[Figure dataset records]
------------------------------------------------------------
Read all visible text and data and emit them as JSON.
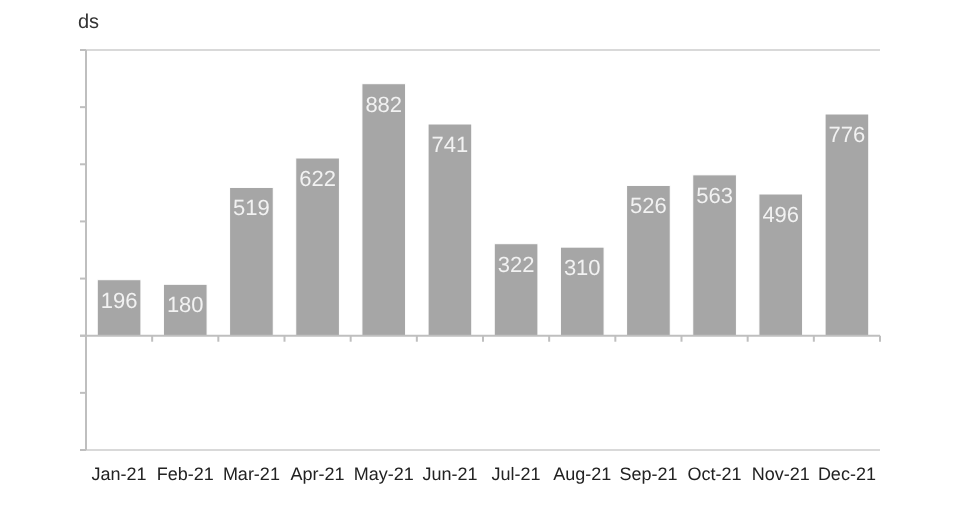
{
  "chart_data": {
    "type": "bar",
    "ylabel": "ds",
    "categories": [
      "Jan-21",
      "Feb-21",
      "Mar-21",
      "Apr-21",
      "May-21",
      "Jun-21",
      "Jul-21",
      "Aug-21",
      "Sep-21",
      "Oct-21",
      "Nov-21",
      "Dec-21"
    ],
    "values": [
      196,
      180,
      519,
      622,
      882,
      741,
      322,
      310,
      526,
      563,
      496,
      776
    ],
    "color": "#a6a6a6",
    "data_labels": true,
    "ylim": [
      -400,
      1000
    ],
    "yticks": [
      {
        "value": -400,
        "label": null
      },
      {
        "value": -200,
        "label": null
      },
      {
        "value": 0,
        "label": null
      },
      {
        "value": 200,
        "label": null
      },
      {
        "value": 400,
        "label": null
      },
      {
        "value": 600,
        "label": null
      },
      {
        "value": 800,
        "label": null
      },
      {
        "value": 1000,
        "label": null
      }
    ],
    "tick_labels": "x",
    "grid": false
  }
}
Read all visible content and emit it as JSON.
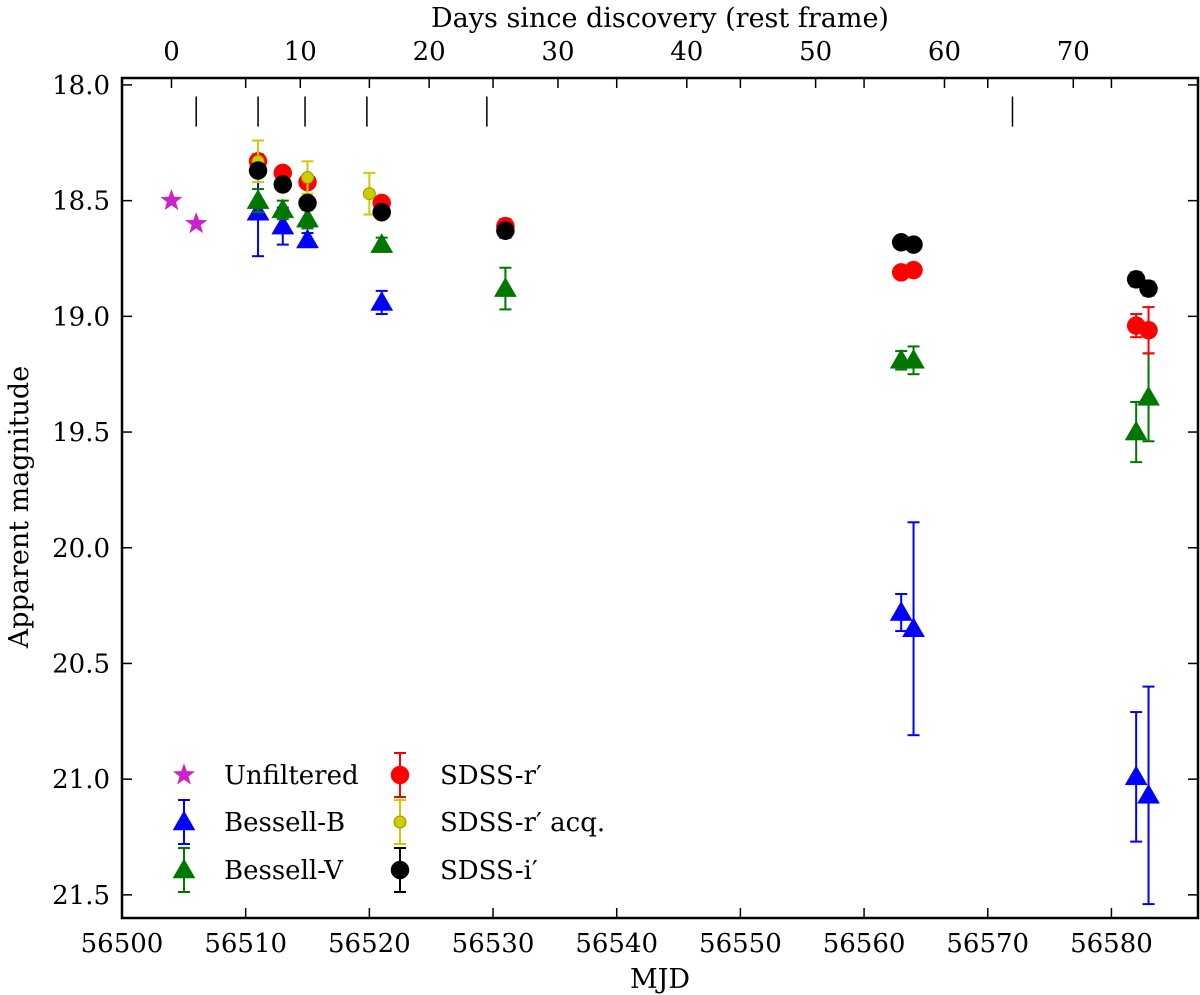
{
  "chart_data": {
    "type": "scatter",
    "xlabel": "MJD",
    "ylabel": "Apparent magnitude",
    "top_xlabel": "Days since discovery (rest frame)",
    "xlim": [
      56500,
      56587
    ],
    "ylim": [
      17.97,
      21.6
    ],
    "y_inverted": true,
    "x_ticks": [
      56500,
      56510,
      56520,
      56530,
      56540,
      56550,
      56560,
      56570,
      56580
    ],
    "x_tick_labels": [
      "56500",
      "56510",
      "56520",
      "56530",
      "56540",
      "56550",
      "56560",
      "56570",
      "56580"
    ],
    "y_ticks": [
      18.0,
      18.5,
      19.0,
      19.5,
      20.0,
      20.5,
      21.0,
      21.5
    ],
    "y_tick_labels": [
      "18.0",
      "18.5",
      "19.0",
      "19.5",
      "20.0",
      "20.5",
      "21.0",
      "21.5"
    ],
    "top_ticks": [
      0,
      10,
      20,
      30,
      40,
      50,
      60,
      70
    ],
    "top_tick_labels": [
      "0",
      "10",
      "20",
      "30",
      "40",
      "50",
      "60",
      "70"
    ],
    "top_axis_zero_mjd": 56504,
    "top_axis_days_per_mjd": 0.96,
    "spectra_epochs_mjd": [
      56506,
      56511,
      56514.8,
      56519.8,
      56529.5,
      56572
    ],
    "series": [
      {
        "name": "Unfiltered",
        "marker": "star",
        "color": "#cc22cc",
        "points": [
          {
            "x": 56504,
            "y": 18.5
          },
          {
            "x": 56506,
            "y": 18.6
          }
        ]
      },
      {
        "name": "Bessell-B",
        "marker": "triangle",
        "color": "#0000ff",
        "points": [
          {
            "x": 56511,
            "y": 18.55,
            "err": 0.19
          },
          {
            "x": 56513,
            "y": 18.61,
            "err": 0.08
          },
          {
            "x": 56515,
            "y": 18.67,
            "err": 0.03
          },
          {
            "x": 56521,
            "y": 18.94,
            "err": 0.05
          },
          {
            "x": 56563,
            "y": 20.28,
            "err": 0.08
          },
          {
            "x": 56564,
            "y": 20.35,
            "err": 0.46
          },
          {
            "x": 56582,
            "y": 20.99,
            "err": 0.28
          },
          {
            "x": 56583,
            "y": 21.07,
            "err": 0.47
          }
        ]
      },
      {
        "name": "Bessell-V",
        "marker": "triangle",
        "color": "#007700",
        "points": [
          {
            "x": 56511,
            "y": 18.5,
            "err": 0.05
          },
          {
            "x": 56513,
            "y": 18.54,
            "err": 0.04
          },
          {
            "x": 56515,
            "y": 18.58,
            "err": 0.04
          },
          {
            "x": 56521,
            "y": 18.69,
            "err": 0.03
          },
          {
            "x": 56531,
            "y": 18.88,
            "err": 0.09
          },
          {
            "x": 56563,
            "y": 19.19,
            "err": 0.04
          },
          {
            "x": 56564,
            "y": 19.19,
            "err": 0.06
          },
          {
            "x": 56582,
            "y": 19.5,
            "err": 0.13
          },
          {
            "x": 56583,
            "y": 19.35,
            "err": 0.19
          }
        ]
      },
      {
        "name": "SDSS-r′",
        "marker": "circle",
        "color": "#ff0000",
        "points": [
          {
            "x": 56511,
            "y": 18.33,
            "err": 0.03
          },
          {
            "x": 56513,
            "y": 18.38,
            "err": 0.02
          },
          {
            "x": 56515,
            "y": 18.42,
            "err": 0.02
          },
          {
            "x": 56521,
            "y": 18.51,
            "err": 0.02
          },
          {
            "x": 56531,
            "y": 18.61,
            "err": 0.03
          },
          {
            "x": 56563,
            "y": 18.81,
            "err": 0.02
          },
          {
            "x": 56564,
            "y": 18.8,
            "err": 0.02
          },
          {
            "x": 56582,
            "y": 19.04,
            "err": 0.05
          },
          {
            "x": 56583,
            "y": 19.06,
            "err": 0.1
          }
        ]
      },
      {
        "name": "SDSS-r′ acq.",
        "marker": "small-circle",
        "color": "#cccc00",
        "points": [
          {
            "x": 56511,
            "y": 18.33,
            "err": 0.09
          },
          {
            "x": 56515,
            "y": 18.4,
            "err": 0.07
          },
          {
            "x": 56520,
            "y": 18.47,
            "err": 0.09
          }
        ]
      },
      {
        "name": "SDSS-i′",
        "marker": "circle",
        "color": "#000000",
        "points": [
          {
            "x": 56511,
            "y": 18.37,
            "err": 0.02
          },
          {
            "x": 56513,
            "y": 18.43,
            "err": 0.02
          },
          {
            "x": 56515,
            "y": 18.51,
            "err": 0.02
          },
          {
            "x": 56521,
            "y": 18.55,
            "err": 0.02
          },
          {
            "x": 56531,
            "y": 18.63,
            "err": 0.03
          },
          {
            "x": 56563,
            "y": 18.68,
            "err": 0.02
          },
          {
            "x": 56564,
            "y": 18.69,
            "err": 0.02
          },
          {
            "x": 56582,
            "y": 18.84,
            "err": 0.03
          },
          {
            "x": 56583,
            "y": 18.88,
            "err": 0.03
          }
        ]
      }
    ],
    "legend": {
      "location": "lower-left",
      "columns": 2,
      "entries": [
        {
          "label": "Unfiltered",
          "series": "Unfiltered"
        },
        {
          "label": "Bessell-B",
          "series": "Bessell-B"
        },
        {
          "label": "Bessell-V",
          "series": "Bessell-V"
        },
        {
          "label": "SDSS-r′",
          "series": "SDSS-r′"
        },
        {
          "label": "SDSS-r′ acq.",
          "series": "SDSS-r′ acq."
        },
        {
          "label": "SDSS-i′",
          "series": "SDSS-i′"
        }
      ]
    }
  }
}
------------------------------------------------------------
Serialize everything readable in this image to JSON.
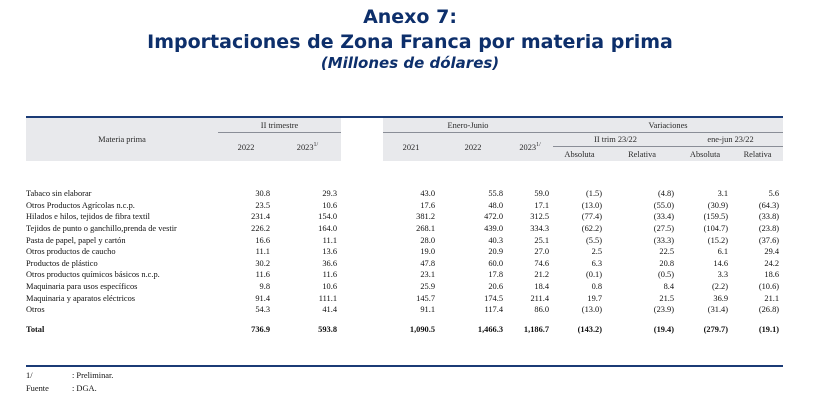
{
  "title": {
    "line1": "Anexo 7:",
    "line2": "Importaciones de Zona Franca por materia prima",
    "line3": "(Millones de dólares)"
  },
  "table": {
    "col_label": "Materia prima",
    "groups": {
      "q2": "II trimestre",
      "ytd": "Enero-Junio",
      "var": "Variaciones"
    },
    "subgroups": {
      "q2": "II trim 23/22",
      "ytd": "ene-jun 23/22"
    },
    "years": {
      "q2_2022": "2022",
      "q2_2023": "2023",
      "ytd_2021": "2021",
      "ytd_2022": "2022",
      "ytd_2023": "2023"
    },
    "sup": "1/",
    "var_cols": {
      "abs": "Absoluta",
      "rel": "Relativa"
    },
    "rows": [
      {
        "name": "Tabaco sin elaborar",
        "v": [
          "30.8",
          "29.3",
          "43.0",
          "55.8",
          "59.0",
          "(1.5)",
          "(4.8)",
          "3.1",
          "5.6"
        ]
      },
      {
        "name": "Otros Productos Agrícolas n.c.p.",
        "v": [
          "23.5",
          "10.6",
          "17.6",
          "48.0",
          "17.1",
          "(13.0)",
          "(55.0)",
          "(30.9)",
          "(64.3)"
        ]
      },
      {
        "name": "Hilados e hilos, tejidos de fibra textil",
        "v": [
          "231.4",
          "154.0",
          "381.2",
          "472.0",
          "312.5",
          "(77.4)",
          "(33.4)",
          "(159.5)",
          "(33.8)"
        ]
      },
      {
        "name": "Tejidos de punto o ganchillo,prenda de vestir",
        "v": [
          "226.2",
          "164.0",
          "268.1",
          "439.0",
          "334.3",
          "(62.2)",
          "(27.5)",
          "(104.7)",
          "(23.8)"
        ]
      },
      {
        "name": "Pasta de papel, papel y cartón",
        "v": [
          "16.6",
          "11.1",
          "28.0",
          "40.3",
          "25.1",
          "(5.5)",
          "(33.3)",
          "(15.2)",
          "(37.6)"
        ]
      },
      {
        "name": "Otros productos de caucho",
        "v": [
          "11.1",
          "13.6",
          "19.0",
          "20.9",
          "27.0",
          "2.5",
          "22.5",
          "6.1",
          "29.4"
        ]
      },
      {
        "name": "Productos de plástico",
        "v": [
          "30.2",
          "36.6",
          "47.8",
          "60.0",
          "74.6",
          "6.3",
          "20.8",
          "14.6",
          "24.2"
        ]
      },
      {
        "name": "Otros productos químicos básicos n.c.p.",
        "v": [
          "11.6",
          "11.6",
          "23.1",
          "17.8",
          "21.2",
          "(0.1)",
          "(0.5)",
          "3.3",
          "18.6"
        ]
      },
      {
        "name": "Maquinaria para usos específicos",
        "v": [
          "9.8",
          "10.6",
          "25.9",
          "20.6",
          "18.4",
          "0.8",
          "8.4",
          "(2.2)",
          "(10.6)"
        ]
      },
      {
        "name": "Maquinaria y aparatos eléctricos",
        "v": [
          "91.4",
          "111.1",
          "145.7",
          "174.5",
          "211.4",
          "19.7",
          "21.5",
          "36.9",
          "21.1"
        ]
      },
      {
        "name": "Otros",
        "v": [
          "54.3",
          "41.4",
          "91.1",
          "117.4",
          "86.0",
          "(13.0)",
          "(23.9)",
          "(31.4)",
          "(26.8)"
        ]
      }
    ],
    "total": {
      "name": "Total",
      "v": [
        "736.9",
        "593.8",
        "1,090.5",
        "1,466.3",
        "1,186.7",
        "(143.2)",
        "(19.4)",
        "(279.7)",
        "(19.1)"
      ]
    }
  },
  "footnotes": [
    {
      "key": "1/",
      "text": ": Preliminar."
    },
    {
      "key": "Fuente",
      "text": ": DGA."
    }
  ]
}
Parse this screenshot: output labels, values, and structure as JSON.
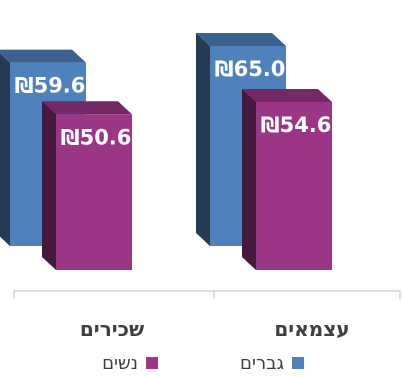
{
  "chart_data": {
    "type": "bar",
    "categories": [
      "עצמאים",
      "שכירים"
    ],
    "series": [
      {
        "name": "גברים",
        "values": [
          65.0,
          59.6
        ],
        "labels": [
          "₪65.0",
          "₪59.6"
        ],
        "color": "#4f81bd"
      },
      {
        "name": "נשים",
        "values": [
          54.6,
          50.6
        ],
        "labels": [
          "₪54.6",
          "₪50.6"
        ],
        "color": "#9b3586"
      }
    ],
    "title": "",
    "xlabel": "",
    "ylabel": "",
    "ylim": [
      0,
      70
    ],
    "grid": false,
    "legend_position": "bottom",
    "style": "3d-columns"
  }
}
------------------------------------------------------------
_WHAT THIS TASK INVOLVES_: Return every line in the listing that contains the word "prima".

_RESPONSE FOR THIS EXERCISE_:
    "line2": "Importaciones de Zona Franca por materia prima",
    "col_label": "Materia prima",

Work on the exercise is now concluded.